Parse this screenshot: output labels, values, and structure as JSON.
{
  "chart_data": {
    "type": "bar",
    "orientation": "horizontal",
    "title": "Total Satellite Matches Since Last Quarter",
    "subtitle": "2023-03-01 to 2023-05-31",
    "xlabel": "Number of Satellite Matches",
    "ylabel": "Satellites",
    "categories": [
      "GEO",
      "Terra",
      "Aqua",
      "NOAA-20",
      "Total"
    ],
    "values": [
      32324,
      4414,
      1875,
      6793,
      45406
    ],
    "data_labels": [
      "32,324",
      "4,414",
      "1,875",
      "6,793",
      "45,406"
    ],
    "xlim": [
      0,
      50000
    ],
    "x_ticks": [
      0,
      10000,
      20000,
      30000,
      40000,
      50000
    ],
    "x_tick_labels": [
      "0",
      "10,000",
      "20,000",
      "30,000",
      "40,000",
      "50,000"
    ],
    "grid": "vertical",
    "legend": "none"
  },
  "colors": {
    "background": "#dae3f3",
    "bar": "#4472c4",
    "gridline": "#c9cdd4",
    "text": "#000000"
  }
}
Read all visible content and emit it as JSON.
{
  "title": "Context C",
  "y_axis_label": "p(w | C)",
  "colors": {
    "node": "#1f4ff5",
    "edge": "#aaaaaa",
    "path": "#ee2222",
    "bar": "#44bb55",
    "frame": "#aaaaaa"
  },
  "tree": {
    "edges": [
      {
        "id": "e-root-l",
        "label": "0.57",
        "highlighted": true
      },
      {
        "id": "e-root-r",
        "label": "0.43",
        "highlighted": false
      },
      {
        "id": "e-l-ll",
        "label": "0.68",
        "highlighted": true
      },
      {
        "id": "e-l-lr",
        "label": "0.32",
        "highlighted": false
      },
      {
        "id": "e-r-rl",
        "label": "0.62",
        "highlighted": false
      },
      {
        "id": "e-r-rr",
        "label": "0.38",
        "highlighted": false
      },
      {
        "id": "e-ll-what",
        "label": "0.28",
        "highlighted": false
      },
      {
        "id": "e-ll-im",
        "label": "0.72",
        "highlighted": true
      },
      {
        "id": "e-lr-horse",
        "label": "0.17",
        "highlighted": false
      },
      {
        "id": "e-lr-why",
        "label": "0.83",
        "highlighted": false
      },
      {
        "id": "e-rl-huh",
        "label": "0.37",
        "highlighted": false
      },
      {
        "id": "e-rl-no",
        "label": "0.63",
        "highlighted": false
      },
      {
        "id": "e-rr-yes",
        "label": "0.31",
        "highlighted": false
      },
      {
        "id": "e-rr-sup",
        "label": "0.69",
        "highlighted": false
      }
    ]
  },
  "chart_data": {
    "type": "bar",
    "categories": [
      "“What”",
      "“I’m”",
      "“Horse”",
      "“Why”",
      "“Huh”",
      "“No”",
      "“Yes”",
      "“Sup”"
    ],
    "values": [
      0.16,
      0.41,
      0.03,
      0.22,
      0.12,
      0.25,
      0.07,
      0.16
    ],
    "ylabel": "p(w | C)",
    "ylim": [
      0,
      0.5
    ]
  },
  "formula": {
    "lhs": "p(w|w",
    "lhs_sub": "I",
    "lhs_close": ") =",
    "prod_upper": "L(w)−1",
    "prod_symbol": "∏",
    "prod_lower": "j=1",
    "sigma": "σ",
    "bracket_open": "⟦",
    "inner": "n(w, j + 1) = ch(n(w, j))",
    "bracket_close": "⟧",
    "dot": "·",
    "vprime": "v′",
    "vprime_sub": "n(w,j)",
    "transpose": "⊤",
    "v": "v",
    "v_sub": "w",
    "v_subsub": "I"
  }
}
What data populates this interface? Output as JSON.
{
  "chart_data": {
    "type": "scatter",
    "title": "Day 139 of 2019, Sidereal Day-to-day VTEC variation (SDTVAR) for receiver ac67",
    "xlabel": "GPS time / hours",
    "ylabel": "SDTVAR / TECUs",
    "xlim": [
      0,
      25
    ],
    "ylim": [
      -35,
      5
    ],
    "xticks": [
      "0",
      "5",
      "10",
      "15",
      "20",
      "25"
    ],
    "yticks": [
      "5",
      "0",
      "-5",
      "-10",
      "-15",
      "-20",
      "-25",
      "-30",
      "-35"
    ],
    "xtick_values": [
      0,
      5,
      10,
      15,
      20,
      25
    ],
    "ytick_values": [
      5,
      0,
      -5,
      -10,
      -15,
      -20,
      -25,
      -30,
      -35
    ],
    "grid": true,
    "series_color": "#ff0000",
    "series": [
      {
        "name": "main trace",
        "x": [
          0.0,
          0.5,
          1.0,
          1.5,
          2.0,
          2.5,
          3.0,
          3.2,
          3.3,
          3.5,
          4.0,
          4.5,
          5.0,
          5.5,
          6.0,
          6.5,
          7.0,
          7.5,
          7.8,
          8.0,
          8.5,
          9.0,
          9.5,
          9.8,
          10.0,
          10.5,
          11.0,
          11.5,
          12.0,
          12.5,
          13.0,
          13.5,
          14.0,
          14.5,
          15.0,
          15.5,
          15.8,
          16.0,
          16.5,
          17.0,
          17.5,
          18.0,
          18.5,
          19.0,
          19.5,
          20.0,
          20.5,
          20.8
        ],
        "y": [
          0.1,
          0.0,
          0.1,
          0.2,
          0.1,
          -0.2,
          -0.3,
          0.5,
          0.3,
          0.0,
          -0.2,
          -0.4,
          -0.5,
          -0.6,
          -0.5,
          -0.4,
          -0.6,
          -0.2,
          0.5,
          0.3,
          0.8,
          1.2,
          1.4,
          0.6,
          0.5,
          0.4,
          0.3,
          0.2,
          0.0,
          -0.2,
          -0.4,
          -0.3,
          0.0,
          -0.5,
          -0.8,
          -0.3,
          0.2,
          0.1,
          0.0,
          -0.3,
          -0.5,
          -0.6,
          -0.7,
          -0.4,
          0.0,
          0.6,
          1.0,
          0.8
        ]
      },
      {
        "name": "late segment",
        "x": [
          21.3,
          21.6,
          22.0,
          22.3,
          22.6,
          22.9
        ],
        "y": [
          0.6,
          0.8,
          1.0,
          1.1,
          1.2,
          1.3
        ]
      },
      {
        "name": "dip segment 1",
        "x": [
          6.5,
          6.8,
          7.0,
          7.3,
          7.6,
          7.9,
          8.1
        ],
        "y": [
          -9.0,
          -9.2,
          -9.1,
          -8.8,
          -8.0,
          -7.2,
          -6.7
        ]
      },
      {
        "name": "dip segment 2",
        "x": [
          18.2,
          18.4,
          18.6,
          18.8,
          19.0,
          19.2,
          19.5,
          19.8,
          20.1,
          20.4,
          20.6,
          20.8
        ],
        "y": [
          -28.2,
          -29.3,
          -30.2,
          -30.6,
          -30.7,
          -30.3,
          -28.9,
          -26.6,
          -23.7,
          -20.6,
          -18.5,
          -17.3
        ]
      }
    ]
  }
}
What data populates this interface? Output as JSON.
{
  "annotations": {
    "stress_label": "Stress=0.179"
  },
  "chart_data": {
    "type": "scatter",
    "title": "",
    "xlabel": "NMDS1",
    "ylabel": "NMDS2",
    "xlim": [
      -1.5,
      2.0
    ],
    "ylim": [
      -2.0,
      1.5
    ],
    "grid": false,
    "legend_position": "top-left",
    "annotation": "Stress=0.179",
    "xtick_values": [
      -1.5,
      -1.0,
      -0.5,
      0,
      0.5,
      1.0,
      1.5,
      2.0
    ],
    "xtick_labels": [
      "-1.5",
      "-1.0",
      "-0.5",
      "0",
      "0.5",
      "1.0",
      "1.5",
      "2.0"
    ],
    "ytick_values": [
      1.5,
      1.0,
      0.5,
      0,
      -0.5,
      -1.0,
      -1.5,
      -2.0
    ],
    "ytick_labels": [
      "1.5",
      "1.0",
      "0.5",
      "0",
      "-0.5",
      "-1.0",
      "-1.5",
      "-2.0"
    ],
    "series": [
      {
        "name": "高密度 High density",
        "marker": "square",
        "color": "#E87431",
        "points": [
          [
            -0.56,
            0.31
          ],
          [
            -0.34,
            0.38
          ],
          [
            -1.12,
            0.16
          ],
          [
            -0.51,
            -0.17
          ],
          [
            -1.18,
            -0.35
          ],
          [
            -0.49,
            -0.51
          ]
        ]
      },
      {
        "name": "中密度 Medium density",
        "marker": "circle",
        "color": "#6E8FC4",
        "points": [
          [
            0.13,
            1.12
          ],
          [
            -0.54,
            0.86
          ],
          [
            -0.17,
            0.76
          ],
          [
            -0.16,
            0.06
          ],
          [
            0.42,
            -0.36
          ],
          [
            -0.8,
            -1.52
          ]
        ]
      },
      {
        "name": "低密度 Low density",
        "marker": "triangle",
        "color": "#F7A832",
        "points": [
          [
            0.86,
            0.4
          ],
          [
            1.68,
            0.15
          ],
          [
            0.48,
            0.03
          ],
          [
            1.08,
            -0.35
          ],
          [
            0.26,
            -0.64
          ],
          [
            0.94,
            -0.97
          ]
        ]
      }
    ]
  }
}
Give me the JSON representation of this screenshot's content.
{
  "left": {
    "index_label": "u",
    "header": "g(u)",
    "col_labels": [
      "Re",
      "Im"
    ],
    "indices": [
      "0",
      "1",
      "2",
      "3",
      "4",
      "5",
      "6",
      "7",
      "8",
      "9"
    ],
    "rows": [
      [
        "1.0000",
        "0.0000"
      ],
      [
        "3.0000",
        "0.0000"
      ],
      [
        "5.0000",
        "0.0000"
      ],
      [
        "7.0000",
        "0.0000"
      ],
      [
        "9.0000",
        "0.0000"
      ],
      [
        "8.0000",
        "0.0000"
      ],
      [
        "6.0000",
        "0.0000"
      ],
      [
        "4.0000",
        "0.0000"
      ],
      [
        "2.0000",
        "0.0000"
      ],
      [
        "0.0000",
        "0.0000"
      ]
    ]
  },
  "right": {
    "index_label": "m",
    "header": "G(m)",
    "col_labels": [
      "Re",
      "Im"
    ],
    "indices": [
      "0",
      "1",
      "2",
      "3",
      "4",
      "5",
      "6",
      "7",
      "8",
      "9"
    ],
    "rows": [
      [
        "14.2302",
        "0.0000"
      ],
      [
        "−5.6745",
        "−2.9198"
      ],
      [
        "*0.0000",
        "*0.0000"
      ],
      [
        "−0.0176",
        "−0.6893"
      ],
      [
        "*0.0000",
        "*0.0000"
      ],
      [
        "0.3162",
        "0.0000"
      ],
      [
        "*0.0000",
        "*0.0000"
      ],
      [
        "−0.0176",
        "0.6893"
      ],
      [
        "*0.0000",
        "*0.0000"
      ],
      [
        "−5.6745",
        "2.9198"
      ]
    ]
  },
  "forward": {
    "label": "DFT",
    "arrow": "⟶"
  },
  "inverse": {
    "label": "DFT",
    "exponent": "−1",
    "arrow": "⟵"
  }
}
......
## Work to do
Filter the records above for "SDTVAR" and copy every matching line.

## Solution below
    "title": "Day 139 of 2019, Sidereal Day-to-day VTEC variation (SDTVAR) for receiver ac67",
    "ylabel": "SDTVAR / TECUs",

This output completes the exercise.